What lines of the data include the string "object"? Copy them all.

--- Start ---

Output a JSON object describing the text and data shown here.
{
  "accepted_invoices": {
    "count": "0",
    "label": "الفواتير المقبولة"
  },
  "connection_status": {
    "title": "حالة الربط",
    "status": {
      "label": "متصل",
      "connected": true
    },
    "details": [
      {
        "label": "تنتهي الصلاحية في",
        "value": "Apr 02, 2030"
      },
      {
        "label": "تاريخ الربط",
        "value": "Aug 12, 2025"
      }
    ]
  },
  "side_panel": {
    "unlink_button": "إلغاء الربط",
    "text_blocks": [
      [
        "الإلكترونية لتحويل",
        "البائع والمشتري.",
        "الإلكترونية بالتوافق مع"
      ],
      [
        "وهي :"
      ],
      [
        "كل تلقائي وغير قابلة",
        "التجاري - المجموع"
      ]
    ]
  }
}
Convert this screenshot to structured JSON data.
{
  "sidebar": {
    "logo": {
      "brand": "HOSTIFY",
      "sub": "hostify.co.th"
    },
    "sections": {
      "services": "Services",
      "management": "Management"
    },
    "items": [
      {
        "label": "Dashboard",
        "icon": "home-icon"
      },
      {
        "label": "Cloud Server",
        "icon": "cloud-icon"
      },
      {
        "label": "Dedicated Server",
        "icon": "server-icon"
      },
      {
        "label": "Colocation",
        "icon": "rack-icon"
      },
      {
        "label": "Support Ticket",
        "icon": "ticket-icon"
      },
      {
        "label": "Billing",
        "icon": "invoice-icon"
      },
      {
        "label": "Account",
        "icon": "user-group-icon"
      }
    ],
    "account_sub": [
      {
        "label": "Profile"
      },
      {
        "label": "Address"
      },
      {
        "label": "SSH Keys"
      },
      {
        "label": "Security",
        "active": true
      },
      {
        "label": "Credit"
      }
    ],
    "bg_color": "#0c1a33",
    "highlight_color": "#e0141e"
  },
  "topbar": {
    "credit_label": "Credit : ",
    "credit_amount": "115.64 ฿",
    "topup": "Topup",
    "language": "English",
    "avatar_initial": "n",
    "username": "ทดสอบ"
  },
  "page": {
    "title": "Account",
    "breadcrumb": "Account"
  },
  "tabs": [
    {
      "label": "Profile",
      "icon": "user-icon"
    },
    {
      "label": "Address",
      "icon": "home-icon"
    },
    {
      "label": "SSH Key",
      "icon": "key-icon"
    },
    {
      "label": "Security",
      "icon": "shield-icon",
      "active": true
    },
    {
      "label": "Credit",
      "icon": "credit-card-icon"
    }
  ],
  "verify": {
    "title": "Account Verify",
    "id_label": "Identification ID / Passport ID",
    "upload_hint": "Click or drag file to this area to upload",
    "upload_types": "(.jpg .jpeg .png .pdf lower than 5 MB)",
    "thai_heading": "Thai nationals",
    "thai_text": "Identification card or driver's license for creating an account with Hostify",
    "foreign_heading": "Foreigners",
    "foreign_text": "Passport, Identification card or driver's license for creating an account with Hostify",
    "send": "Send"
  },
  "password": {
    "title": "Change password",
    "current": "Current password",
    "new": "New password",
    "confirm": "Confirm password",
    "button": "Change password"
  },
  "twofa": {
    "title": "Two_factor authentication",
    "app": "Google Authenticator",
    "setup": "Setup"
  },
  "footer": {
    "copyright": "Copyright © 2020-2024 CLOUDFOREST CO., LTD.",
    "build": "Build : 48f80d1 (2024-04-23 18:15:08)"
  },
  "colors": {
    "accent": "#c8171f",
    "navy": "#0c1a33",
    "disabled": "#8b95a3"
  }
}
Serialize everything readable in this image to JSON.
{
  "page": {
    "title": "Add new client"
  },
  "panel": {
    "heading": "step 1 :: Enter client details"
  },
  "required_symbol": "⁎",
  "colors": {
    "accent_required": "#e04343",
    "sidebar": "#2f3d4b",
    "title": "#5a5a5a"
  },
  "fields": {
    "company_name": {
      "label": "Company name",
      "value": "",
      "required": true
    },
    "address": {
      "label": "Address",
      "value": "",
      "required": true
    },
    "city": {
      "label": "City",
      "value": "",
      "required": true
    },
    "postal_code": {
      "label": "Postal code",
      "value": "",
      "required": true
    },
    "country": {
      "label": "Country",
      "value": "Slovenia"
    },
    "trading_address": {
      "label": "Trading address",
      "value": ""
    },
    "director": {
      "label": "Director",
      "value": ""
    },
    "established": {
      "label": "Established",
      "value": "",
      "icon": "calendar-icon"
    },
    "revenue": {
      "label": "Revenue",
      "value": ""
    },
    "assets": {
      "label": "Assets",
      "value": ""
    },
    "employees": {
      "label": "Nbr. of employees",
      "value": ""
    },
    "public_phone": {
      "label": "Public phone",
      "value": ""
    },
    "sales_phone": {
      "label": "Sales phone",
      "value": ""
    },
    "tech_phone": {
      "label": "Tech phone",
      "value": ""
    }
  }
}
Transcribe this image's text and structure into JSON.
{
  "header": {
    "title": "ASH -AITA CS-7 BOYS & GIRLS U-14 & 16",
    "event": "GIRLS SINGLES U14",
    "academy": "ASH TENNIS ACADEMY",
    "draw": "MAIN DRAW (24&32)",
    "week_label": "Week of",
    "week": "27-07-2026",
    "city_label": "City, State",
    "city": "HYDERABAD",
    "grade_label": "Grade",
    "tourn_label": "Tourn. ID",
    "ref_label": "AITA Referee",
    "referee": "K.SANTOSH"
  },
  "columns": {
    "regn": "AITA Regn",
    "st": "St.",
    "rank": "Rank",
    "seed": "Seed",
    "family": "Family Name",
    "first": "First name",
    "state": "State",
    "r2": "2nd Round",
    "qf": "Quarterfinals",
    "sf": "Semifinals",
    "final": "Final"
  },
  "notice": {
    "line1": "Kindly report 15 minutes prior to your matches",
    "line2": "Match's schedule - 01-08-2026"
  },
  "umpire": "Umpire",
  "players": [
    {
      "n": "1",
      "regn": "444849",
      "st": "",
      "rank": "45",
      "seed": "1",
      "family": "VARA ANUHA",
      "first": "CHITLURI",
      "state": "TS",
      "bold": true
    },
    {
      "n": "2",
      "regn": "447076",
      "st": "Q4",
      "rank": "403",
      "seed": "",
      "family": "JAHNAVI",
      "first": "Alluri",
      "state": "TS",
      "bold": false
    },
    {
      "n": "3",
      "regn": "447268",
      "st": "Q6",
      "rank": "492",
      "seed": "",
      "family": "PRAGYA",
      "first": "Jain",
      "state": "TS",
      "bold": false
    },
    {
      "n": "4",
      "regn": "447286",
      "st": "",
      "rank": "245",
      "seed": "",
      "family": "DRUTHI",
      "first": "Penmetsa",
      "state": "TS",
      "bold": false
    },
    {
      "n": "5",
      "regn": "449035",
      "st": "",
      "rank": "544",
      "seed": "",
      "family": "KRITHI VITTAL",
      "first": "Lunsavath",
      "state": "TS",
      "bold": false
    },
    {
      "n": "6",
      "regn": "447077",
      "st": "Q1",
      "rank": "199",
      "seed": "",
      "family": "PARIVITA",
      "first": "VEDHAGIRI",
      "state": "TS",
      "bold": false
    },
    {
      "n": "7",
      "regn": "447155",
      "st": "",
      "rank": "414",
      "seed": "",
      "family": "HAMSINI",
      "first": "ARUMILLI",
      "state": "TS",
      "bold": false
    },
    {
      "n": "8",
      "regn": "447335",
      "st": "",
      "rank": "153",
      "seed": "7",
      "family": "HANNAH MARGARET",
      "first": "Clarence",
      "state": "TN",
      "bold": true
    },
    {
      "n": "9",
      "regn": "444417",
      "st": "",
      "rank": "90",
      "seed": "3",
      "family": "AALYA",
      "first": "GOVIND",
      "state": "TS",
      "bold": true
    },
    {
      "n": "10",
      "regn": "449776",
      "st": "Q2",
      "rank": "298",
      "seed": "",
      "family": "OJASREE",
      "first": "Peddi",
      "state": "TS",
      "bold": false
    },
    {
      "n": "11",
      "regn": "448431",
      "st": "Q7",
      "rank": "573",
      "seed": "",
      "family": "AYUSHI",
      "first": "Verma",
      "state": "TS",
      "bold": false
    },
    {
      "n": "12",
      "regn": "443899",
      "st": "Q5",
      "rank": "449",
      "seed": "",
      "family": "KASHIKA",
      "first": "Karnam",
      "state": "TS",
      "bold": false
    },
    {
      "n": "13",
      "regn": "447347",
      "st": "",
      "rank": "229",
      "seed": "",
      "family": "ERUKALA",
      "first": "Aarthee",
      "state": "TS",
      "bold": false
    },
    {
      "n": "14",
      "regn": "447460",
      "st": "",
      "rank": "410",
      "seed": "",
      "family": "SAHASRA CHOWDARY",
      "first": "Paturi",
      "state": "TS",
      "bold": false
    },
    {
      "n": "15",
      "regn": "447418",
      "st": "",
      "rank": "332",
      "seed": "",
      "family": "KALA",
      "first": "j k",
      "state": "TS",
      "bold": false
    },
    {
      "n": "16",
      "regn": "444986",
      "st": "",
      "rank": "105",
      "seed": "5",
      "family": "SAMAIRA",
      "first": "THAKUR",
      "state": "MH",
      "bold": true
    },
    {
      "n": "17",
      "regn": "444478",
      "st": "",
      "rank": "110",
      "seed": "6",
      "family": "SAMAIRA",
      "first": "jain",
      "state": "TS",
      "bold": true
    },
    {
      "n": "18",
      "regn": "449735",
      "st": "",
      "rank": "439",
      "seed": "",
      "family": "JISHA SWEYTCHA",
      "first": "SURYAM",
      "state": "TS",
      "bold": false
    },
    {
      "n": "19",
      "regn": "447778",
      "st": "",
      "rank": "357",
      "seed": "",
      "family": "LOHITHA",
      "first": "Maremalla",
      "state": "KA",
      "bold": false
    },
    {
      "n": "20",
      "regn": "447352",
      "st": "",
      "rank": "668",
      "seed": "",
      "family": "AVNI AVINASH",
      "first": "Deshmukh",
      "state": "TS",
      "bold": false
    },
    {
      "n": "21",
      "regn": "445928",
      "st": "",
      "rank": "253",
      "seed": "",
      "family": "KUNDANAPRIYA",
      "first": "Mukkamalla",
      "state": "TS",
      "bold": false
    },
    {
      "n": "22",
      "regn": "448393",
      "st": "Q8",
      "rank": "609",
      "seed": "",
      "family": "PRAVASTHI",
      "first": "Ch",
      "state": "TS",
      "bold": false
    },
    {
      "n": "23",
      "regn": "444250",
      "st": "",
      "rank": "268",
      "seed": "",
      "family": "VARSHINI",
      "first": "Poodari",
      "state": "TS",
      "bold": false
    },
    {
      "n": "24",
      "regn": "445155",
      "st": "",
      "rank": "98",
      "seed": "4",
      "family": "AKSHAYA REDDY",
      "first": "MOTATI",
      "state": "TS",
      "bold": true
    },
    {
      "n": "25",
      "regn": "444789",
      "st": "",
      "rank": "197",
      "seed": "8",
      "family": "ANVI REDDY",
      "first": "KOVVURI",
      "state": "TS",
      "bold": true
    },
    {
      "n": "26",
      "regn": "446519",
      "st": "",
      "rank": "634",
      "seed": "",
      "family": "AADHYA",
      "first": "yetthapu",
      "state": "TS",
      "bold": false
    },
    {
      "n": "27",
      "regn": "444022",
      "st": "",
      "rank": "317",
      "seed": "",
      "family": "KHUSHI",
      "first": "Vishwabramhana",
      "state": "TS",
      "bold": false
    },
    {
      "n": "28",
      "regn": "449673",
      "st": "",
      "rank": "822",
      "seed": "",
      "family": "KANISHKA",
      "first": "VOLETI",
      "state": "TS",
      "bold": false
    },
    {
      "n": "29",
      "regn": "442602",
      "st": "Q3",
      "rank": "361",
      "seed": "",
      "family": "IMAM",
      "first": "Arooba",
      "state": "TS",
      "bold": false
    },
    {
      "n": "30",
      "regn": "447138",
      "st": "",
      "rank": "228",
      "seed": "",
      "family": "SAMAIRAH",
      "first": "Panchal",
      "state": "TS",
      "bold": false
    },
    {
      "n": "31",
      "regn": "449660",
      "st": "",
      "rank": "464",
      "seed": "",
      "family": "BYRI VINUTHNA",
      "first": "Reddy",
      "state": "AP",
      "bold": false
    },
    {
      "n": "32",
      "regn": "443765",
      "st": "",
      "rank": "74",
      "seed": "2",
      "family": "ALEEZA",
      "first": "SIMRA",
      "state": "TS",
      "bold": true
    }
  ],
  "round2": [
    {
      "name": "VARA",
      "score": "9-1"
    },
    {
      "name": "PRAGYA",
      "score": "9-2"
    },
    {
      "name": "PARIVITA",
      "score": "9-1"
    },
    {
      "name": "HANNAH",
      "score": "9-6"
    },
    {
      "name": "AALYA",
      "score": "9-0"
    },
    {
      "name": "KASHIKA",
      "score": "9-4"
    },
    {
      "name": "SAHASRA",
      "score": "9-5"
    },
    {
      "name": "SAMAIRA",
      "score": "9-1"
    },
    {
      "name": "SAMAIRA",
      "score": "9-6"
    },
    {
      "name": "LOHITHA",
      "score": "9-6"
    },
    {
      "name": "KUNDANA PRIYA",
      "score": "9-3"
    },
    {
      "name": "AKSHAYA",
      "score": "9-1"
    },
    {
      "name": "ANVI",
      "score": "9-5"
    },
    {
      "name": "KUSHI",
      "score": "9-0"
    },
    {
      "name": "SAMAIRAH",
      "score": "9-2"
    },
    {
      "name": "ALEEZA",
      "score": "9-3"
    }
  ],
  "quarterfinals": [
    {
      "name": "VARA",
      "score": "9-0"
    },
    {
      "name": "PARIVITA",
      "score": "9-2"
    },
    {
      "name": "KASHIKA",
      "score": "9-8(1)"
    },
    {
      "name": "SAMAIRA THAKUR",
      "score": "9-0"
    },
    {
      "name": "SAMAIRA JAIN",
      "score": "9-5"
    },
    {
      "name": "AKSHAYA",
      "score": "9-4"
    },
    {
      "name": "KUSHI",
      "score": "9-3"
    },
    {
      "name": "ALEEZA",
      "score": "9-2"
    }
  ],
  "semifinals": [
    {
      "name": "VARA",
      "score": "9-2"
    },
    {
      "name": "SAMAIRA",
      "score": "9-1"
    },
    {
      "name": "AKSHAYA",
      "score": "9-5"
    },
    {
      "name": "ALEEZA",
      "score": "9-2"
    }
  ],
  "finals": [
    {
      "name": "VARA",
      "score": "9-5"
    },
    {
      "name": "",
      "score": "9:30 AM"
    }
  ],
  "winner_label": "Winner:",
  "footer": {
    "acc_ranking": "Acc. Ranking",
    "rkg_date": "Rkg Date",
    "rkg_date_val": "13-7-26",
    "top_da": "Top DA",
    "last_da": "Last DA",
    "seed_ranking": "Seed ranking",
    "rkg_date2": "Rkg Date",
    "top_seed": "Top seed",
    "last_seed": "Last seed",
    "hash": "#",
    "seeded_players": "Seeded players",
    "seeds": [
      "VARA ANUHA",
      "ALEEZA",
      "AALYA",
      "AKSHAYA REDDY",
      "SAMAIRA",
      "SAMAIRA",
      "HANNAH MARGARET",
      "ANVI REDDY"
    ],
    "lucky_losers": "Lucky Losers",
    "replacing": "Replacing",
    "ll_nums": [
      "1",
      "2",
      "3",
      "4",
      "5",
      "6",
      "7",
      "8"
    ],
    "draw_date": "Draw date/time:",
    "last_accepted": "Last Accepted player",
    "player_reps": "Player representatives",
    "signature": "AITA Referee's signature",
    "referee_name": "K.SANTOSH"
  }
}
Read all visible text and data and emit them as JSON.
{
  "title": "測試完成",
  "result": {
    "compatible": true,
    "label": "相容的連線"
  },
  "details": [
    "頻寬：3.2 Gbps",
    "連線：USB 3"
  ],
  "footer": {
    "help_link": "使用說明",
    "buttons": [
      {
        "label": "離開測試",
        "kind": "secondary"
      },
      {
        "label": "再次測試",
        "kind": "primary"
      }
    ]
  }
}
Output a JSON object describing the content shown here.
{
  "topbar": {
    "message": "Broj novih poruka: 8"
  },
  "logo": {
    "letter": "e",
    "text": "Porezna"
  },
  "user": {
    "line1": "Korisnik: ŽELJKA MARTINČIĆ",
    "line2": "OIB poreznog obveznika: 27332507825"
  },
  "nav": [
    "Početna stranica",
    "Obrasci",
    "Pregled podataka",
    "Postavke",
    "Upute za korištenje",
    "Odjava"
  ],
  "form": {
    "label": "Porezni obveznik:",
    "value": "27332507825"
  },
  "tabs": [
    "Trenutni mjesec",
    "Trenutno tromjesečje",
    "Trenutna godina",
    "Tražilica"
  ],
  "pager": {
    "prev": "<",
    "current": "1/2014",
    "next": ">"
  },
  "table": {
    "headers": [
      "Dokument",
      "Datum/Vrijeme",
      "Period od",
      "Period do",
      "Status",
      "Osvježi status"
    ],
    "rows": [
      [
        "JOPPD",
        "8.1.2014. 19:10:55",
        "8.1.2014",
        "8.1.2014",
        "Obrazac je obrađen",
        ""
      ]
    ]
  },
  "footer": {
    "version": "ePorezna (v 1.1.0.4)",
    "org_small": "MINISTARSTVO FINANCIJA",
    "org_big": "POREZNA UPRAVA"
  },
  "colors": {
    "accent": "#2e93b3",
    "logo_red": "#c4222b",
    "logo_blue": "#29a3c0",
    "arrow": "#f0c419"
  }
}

--- End ---

● Response to this task:
Output a JSON object describing the text and data shown here.
Output a JSON object describing the content shown here.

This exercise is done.